> Dataset records:
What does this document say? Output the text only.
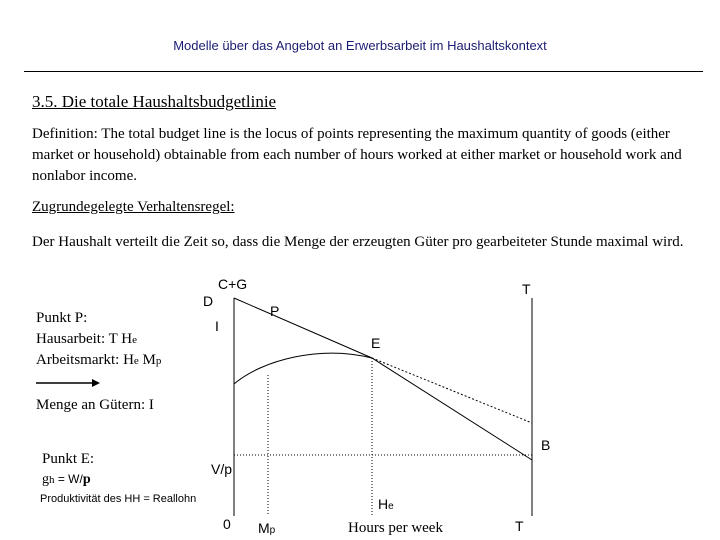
Modelle über das Angebot an Erwerbsarbeit im Haushaltskontext
3.5. Die totale Haushaltsbudgetlinie
Definition: The total budget line is the locus of points representing the maximum quantity of goods (either market or household) obtainable from each number of hours worked at either market or household work and nonlabor income.
Zugrundegelegte Verhaltensregel:
Der Haushalt verteilt die Zeit so, dass die Menge der erzeugten Güter pro gearbeiteter Stunde maximal wird.
Punkt P:
Hausarbeit: T He
Arbeitsmarkt: He Mp
Menge an Gütern: I
Punkt E:
gh = W/p
Produktivität des HH = Reallohn
C+G
D
I
P
E
B
T
V/p
0 Mp
He
Hours per week	T
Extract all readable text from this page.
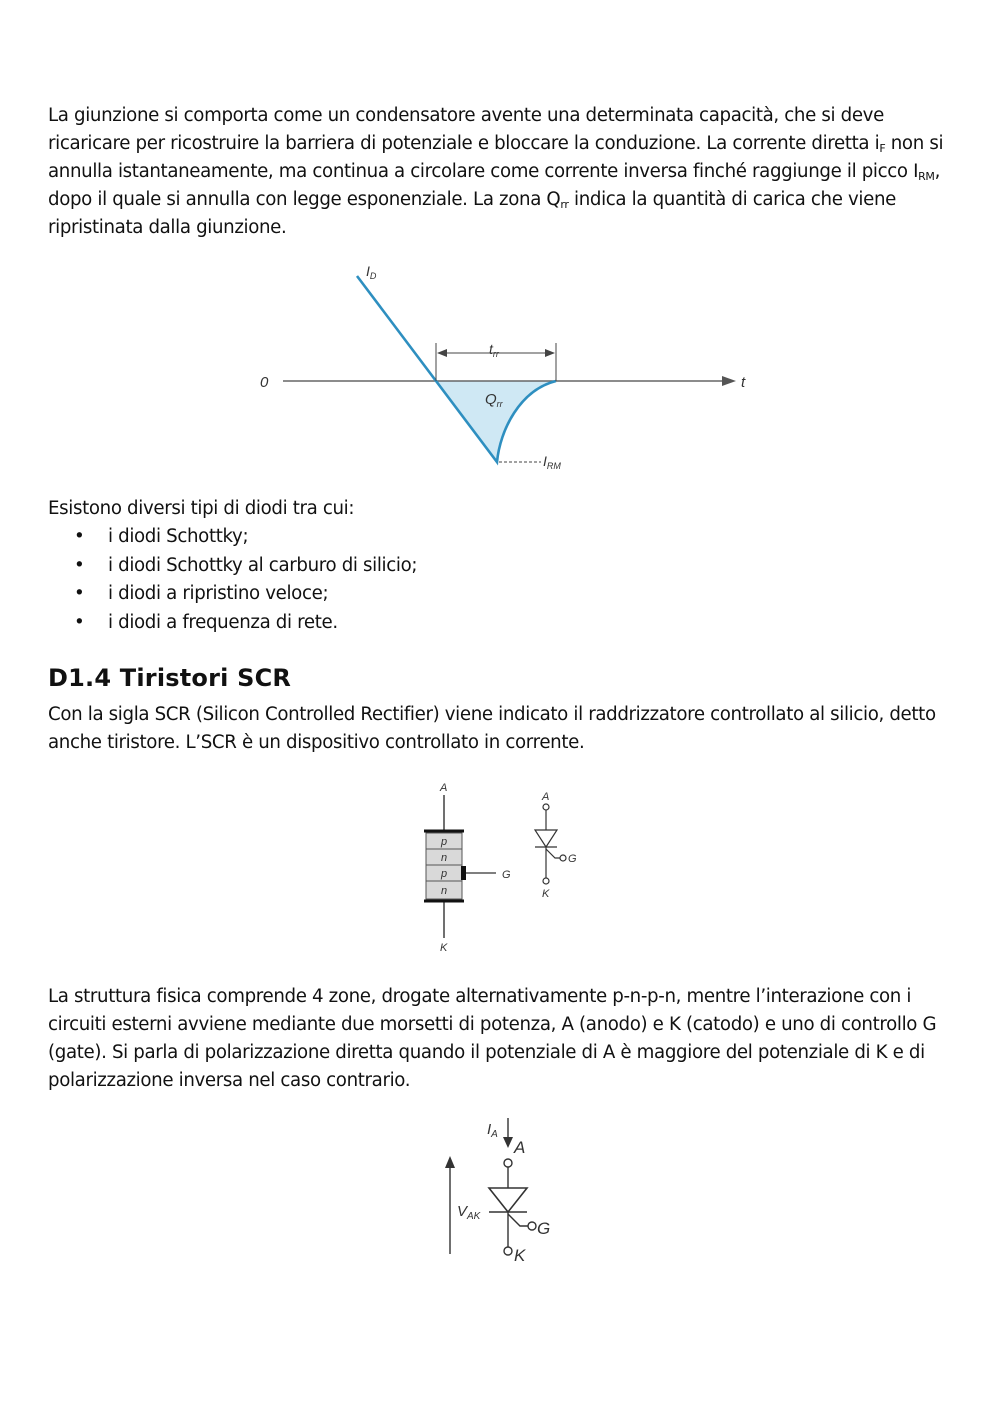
La giunzione si comporta come un condensatore avente una determinata capacità, che si deve ricaricare per ricostruire la barriera di potenziale e bloccare la conduzione. La corrente diretta $i_F$ non si annulla istantaneamente, ma continua a circolare come corrente inversa finché raggiunge il picco $I_{RM}$, dopo il quale si annulla con legge esponenziale. La zona $Q_{rr}$ indica la quantità di carica che viene ripristinata dalla giunzione.

$I_D$
0	t
$t_{rr}$
$Q_{rr}$
$I_{RM}$

Esistono diversi tipi di diodi tra cui:

• i diodi Schottky;
• i diodi Schottky al carburo di silicio;
• i diodi a ripristino veloce;
• i diodi a frequenza di rete.
D1.4 Tiristori SCR

Con la sigla SCR (Silicon Controlled Rectifier) viene indicato il raddrizzatore controllato al silicio, detto anche tiristore. L’SCR è un dispositivo controllato in corrente.

p
n
p
n
A
K
G
A
K
G

La struttura fisica comprende 4 zone, drogate alternativamente p-n-p-n, mentre l’interazione con i circuiti esterni avviene mediante due morsetti di potenza, A (anodo) e K (catodo) e uno di controllo G (gate). Si parla di polarizzazione diretta quando il potenziale di A è maggiore del potenziale di K e di polarizzazione inversa nel caso contrario.

$I_A$
A
$V_{AK}$
G
K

> Given instruction: Print each of the records above exactly as written, leaving no picture in the copy.

> Exercise output:
What does this document say? Output the text only.
Modelle über das Angebot an Erwerbsarbeit im Haushaltskontext
3.5. Die totale Haushaltsbudgetlinie
Definition: The total budget line is the locus of points representing the maximum quantity of goods (either market or household) obtainable from each number of hours worked at either market or household work and nonlabor income.
Zugrundegelegte Verhaltensregel:
Der Haushalt verteilt die Zeit so, dass die Menge der erzeugten Güter pro gearbeiteter Stunde maximal wird.
Punkt P:
Hausarbeit: T He
Arbeitsmarkt: He Mp
Menge an Gütern: I
Punkt E:
gh = W/p
Produktivität des HH = Reallohn
C+G
D
I
P
E
B
T
V/p
0 Mp
He
Hours per week	T
Extract all readable text from this page.
La giunzione si comporta come un condensatore avente una determinata capacità, che si deve ricaricare per ricostruire la barriera di potenziale e bloccare la conduzione. La corrente diretta $i_F$ non si annulla istantaneamente, ma continua a circolare come corrente inversa finché raggiunge il picco $I_{RM}$, dopo il quale si annulla con legge esponenziale. La zona $Q_{rr}$ indica la quantità di carica che viene ripristinata dalla giunzione.

$I_D$
0	t
$t_{rr}$
$Q_{rr}$
$I_{RM}$

Esistono diversi tipi di diodi tra cui:

• i diodi Schottky;
• i diodi Schottky al carburo di silicio;
• i diodi a ripristino veloce;
• i diodi a frequenza di rete.
D1.4 Tiristori SCR

Con la sigla SCR (Silicon Controlled Rectifier) viene indicato il raddrizzatore controllato al silicio, detto anche tiristore. L’SCR è un dispositivo controllato in corrente.

p
n
p
n
A
K
G
A
K
G

La struttura fisica comprende 4 zone, drogate alternativamente p-n-p-n, mentre l’interazione con i circuiti esterni avviene mediante due morsetti di potenza, A (anodo) e K (catodo) e uno di controllo G (gate). Si parla di polarizzazione diretta quando il potenziale di A è maggiore del potenziale di K e di polarizzazione inversa nel caso contrario.

$I_A$
A
$V_{AK}$
G
K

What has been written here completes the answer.